Trick your boss into thinking you’re catching the early worm and burning the midnight oil, with these tricks.
Turn off your computer’s power save option so that it won’t go to sleep when you’re trying to trick your colleagues into thinking you’re still slaving away.
Leave your computer open to an e-mail that you abandoned mid-sentence, as if you’ll be back any moment.
Invest in duplicates of an item you’d never leave the office without, like a purse or briefcase, to lend credence to the “so-and-so must be here somewhere” still life you’re creating.
Sneak an all-weather jacket into the office that you can leave behind on nights you want to leave early.
A lightweight rain coat fits many seasons and can easily be sequestered inside a drawer.
Keep a bagel, some plastic knives, and a bag of individual cream cheese and jelly packets in your desk drawer so you can stage breakfast before you leave for the night. Now you can take your sweet time getting to work in the morning.

# [Things to do]
a - Answer these questions about the office tips:
(i) What kind of jacket do the office tips suggest sneaking into the office?
(ii) Which two items are named as examples to buy duplicates of?
(iii) What should be kept in the desk drawer for staging breakfast?
b - Why do the office tips point to a lightweight rain coat as the jacket to leave behind? Explain in one to three sentences.
c - Carry on the office tips from their last sentence with further advice in the same vein.

# [Extracted entries]
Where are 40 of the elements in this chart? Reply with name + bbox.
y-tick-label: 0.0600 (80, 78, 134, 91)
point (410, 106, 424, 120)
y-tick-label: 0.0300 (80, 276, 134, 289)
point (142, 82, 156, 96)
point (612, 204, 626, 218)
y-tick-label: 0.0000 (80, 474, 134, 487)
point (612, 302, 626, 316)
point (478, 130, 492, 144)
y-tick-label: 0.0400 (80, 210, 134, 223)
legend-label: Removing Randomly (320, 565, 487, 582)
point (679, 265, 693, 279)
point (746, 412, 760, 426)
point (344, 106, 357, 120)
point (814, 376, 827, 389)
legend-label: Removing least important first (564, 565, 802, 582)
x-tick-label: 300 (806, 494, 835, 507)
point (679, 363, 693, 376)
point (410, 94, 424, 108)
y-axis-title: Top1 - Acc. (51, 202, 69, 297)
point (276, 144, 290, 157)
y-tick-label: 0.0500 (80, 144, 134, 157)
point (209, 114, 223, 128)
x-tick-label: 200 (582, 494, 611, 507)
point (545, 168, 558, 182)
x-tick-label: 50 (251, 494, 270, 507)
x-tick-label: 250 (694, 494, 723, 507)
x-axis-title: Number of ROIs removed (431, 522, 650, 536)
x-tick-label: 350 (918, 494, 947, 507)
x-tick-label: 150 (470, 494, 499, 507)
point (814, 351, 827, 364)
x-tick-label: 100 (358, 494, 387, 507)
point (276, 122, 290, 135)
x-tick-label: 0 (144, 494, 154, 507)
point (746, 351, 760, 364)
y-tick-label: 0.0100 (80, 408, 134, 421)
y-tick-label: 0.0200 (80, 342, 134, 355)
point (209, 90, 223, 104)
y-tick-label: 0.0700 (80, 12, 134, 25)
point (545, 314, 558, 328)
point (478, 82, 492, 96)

# [Results by task]
a -
(i) An all-weather jacket, left behind on nights you want to leave early.
(ii) A purse or a briefcase.
(iii) A bagel, some plastic knives, and a bag of individual cream cheese and jelly packets.

b - A lightweight rain coat fits many seasons, so it can serve as the left-behind jacket much of the year. It can also easily be hidden inside a drawer until it is needed.

c -
Have a partner in crime who can set up your breakfast tableau on mornings you spontaneously want to sleep in; you can do the same for them.
Prominently display a large bottle of anti-diarrhea medication when you need to disappear for a few hours; everyone will assume you’re indisposed. Best of all, they’ll be too embarrassed to ask.
Make sure you get your work done. That way, if you’re ever caught, you can at least argue that your erratic hours are not affecting the bottom line.
Did you know? Thirteen percent of U.S. workers arrive late to work at least once a week, according to a survey.